■ Records supplied:
......
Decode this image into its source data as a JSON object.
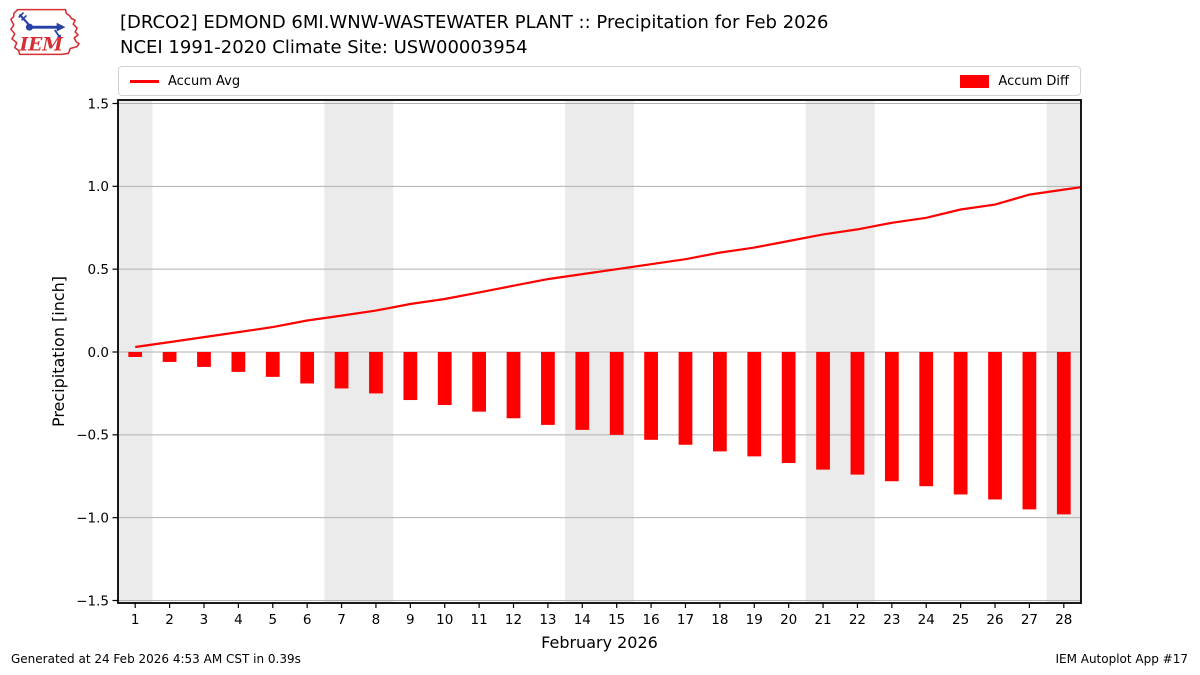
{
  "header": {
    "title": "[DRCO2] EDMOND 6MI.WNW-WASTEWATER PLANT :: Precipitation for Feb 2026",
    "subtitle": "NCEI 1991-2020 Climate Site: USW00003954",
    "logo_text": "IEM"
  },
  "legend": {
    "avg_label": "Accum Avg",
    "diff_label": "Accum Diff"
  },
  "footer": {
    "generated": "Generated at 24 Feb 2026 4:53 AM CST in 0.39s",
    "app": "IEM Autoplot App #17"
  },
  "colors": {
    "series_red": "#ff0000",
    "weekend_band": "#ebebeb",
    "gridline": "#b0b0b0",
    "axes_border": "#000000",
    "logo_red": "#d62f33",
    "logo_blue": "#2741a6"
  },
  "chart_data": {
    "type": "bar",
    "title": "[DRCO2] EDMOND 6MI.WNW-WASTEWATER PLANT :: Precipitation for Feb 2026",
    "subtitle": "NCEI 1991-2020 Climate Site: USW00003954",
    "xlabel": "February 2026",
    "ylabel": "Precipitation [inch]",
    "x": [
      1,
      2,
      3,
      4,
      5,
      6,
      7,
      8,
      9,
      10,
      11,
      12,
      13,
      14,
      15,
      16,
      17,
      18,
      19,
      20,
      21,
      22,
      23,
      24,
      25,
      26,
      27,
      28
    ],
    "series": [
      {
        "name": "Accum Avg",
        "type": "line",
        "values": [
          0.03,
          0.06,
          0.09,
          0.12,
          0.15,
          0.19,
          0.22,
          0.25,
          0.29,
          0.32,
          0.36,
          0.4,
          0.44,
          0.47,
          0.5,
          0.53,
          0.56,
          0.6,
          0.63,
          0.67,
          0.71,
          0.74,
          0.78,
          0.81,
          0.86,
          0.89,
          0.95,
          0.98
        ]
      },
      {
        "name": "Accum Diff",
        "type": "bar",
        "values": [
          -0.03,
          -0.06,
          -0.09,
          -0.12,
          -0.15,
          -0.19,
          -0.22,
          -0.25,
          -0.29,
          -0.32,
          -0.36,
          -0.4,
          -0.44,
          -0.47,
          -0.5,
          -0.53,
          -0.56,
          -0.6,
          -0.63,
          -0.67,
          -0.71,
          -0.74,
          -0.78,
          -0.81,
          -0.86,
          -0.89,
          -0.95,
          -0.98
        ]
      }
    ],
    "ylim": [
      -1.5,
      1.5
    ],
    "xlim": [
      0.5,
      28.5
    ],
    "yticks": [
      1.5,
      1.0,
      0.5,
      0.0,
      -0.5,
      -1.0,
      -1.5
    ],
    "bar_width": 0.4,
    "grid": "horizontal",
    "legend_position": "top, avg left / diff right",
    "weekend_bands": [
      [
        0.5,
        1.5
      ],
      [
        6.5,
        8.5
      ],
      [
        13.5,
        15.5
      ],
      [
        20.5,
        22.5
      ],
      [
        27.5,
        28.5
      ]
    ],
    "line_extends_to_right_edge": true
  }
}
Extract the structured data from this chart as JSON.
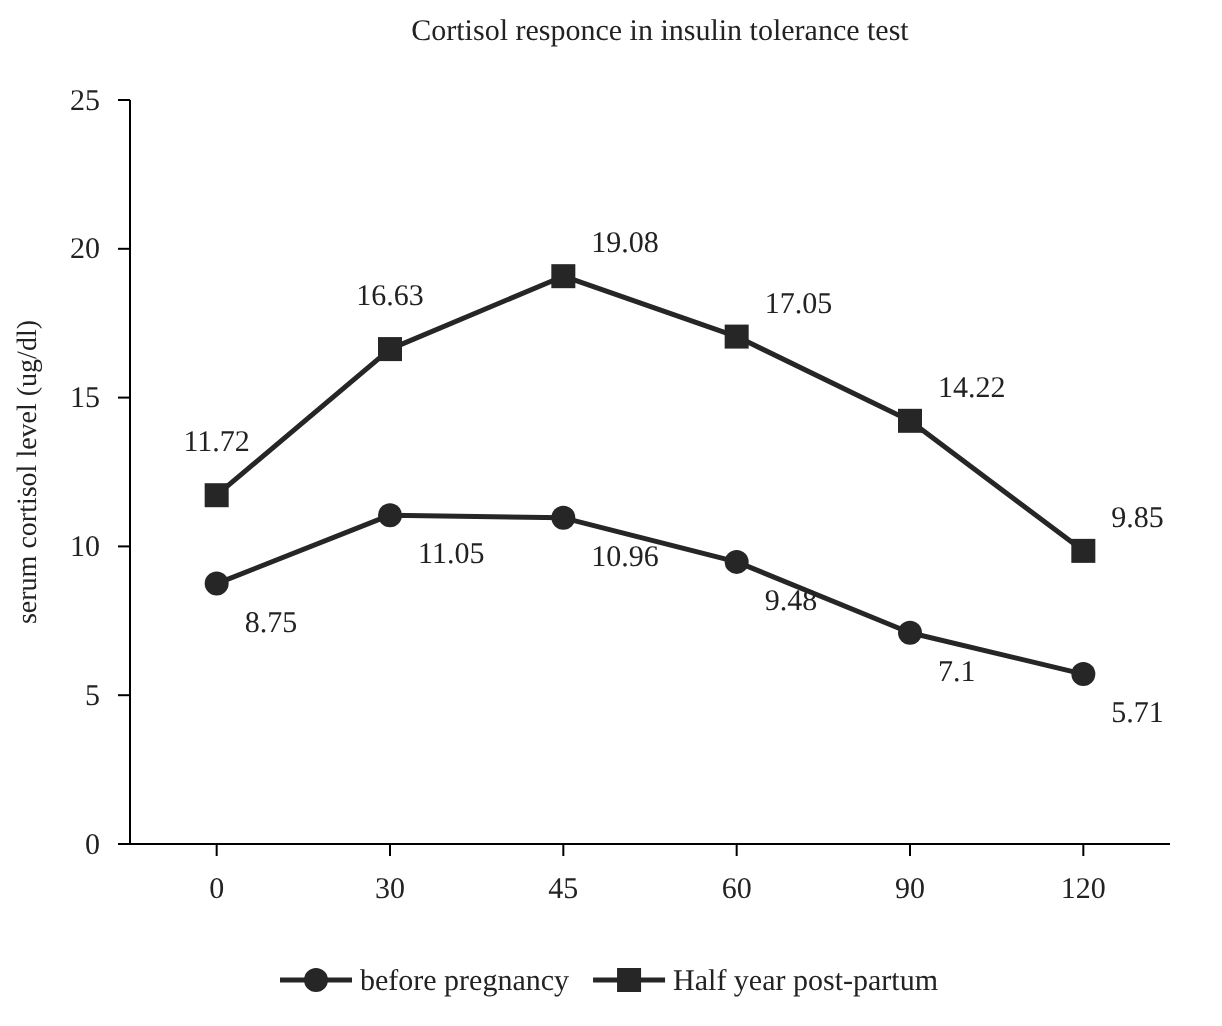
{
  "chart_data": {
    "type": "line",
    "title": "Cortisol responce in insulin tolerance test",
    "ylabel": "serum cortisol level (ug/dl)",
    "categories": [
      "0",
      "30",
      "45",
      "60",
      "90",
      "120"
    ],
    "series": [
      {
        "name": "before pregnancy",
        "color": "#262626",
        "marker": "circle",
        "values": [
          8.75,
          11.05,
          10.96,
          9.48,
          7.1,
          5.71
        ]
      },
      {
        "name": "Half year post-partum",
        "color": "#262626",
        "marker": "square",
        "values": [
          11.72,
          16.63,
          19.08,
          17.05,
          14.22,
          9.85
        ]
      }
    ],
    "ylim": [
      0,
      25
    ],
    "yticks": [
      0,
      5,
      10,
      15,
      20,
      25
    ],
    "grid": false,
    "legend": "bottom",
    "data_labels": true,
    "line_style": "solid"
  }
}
......
■ Exercise description:
Find every line in the records above that contains the word "this", and copy each one.

■ Response:
Decode this image into its source data as a JSON object.
Extract the structured data from this chart as JSON.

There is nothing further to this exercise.